Aim » From the entries below, pull out each line where "Richon" appears.

----

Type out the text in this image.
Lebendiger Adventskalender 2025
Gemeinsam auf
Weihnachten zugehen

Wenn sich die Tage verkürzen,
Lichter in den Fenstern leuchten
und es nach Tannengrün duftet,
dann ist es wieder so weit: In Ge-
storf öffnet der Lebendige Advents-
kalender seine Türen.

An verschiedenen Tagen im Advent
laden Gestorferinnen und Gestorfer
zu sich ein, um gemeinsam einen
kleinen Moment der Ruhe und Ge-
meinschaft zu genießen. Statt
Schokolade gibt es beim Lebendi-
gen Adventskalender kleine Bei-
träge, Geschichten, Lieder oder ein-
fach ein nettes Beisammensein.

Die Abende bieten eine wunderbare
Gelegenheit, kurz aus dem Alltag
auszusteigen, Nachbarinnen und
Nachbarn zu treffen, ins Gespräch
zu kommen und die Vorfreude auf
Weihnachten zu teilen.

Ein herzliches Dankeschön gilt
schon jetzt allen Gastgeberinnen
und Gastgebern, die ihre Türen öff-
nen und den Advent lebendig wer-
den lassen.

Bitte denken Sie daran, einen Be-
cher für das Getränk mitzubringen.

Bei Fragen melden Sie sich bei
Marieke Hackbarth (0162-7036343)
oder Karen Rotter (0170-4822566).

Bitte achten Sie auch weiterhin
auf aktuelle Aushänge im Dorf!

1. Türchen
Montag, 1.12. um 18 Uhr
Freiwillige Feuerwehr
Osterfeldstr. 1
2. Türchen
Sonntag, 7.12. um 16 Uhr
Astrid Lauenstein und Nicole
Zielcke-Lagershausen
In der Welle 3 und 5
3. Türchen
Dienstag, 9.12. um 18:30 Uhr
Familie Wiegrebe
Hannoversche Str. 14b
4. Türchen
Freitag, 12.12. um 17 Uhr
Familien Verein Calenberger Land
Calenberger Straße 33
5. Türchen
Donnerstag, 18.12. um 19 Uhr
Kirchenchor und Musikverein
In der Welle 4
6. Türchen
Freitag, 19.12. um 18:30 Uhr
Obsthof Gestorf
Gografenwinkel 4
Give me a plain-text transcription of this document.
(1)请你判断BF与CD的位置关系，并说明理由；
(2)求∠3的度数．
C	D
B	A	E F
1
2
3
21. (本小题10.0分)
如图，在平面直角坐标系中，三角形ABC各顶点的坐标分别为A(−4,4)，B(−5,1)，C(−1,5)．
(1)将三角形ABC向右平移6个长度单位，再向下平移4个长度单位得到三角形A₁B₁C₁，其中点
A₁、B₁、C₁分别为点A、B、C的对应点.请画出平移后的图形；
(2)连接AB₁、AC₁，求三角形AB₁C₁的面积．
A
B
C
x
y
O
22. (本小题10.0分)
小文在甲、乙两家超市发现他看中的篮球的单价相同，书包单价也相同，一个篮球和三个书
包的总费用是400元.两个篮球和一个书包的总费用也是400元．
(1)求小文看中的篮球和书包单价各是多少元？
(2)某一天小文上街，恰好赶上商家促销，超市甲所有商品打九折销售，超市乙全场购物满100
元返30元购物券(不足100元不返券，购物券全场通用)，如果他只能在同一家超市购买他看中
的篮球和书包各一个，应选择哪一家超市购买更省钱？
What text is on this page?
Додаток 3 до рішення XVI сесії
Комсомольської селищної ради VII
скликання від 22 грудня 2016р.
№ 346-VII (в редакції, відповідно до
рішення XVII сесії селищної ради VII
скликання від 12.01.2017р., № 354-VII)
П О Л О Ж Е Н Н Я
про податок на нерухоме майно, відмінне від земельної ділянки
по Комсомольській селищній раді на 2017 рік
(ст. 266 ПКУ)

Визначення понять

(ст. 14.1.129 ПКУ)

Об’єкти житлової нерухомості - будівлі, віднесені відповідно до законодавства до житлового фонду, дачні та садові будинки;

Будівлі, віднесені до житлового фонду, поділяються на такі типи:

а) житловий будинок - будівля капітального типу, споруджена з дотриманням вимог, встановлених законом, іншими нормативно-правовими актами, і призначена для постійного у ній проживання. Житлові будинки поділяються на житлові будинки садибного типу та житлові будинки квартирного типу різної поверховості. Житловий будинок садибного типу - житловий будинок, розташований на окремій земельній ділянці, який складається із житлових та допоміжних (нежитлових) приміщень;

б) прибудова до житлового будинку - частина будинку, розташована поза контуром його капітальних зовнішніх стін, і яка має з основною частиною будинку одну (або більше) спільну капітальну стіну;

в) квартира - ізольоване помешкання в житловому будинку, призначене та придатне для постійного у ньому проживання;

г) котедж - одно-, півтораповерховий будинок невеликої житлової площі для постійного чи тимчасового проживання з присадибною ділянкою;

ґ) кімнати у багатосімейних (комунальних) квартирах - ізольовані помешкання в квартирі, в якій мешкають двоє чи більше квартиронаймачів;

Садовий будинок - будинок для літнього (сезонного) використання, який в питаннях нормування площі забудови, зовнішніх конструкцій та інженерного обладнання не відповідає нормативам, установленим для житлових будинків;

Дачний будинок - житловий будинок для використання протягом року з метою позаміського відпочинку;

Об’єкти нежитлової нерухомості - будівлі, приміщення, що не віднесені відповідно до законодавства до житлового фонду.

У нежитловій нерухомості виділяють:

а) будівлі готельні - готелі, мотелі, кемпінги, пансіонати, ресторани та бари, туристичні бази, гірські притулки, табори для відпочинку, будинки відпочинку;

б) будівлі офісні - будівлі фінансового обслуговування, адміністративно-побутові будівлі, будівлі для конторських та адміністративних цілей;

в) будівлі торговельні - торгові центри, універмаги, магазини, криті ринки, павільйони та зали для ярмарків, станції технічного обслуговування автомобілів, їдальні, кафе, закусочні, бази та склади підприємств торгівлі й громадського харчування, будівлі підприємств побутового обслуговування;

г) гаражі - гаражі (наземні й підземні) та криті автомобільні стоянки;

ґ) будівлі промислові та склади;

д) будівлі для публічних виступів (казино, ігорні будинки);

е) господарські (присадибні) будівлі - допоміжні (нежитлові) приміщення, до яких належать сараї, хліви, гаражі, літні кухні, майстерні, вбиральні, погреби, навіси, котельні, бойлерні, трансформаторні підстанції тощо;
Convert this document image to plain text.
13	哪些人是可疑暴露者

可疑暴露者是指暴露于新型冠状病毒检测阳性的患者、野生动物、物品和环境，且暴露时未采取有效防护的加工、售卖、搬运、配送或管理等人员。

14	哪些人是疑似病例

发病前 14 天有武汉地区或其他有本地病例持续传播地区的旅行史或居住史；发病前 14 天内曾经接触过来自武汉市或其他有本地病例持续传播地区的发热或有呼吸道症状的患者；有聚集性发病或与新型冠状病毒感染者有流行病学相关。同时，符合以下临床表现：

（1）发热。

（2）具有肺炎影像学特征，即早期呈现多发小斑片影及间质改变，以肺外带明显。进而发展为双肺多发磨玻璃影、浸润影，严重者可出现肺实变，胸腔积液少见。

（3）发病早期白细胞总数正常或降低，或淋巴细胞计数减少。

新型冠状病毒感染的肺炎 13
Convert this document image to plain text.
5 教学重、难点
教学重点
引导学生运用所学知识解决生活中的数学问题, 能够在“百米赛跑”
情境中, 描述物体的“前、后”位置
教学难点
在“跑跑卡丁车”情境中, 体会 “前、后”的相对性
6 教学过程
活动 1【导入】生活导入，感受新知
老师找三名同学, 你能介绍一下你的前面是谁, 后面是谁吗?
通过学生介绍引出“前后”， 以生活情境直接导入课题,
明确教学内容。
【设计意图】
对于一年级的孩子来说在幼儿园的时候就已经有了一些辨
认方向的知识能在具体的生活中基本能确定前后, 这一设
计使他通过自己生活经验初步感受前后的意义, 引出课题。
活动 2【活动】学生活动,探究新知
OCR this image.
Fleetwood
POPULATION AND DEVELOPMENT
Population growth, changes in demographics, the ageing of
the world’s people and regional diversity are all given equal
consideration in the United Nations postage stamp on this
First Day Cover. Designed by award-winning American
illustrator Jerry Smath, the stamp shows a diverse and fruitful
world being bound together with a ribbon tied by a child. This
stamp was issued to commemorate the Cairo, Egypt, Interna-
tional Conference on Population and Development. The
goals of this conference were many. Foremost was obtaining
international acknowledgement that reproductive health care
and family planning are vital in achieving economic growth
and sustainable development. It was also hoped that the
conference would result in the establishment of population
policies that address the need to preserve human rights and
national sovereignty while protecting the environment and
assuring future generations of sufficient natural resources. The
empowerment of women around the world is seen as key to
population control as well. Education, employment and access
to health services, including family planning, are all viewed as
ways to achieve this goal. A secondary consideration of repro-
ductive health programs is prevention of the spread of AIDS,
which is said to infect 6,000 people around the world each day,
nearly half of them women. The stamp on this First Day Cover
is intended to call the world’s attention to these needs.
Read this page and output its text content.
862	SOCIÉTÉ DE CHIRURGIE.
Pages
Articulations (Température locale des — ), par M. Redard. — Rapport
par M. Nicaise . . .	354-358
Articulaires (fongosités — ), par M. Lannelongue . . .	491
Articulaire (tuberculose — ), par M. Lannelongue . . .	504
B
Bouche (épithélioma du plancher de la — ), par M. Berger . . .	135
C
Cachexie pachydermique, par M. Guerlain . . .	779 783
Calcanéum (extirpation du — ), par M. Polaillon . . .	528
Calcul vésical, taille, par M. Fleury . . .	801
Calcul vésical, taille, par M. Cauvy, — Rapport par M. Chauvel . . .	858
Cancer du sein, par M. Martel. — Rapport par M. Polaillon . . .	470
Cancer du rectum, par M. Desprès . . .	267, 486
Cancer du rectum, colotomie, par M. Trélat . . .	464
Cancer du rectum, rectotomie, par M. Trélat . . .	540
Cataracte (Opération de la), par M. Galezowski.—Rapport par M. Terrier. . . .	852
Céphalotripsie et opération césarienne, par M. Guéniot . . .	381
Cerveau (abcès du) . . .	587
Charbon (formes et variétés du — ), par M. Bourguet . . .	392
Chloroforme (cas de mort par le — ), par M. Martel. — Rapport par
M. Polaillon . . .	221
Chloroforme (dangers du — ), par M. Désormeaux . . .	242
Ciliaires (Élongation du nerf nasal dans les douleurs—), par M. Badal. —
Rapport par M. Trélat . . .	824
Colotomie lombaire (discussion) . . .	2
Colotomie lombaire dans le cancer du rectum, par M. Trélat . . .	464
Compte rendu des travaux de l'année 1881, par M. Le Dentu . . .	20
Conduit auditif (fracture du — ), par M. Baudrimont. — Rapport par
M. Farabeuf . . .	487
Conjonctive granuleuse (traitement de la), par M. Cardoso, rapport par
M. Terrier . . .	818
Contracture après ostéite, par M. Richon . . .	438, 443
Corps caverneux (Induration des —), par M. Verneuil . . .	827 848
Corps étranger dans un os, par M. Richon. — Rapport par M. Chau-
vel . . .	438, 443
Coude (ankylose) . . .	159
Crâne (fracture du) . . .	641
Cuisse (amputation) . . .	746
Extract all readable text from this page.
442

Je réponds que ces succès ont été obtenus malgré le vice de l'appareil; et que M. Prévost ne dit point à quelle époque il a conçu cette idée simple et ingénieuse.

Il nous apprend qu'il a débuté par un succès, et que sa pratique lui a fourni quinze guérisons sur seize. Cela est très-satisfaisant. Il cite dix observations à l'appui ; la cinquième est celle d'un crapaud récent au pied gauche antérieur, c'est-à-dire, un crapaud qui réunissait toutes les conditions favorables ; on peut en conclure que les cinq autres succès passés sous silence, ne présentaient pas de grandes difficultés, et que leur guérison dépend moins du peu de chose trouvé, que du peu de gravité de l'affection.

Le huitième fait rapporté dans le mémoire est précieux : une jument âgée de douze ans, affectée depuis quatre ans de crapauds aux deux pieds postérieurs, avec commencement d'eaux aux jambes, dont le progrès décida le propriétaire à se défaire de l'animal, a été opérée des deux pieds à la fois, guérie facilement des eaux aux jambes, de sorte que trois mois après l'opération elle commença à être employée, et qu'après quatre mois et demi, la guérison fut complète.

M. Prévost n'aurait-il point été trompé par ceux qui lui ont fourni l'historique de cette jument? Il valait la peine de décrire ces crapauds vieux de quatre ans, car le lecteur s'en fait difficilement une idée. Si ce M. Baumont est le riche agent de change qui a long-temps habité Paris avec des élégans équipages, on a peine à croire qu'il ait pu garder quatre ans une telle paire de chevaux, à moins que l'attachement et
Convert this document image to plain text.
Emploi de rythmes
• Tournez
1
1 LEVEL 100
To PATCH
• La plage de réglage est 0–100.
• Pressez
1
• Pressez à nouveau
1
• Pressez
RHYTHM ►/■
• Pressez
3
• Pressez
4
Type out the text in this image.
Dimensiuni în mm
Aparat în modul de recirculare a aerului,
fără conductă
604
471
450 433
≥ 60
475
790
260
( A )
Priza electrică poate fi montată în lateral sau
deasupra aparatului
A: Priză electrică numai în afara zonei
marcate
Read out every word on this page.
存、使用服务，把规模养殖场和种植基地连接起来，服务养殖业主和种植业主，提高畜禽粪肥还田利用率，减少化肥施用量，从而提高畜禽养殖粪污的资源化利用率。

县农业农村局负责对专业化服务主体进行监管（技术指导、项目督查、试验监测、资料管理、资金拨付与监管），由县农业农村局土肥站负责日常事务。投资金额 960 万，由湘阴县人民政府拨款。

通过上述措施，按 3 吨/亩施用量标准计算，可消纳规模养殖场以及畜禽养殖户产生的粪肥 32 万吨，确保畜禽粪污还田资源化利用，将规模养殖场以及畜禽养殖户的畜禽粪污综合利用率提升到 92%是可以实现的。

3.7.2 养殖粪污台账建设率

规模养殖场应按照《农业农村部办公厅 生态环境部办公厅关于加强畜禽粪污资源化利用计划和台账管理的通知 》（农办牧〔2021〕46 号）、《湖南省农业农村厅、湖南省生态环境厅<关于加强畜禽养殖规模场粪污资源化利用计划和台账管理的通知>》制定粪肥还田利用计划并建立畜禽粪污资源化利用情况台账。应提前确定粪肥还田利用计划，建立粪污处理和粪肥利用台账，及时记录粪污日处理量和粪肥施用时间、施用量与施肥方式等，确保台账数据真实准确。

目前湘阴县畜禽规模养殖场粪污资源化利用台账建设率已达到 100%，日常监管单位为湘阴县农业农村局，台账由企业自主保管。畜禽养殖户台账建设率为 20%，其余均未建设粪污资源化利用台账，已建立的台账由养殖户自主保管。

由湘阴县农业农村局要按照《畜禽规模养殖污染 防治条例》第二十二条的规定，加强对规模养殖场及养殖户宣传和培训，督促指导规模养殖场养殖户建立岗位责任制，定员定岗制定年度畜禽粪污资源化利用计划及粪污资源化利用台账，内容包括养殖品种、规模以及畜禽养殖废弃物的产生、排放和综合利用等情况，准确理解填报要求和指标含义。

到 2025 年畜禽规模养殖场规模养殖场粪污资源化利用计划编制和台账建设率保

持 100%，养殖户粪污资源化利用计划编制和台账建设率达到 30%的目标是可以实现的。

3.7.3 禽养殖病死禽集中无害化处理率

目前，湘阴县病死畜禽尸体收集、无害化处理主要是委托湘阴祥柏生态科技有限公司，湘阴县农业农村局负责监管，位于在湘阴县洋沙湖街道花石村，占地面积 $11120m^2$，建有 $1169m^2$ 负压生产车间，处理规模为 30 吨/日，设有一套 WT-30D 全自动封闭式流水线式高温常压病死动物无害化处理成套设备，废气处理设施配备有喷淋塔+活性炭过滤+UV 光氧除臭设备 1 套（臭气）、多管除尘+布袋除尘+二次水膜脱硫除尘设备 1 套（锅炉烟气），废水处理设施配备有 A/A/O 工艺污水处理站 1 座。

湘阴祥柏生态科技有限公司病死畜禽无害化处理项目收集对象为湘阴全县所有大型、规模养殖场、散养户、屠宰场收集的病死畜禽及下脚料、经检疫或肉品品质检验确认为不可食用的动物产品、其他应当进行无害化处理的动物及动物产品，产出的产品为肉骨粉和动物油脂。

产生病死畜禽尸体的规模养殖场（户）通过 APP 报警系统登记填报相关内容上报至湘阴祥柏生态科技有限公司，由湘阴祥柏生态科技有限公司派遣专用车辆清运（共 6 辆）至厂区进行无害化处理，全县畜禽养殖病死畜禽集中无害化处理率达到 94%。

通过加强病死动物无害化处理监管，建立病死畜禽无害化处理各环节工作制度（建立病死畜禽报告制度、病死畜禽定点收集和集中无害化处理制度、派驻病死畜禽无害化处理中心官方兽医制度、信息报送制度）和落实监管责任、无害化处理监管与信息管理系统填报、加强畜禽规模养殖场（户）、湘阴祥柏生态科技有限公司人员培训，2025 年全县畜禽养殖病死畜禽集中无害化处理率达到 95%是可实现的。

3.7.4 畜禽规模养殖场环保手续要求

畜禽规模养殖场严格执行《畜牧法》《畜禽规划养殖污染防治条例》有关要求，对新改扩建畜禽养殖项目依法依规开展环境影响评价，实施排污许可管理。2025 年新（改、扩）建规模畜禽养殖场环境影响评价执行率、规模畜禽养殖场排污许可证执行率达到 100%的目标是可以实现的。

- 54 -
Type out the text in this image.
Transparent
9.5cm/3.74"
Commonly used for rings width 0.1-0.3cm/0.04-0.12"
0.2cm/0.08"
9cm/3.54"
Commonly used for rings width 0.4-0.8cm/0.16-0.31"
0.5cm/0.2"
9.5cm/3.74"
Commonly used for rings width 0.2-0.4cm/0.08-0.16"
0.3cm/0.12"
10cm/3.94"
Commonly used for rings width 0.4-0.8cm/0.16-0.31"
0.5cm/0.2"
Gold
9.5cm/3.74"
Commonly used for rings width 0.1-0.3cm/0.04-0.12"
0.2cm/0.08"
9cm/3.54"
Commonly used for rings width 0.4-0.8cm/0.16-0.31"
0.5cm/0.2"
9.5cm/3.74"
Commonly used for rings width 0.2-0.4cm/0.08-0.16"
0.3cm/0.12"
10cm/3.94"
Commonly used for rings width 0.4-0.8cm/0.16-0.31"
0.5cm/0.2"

----

Answer for this exercise »
Contracture après ostéite, par M. Richon . . .	438, 443
Corps étranger dans un os, par M. Richon. — Rapport par M. Chau-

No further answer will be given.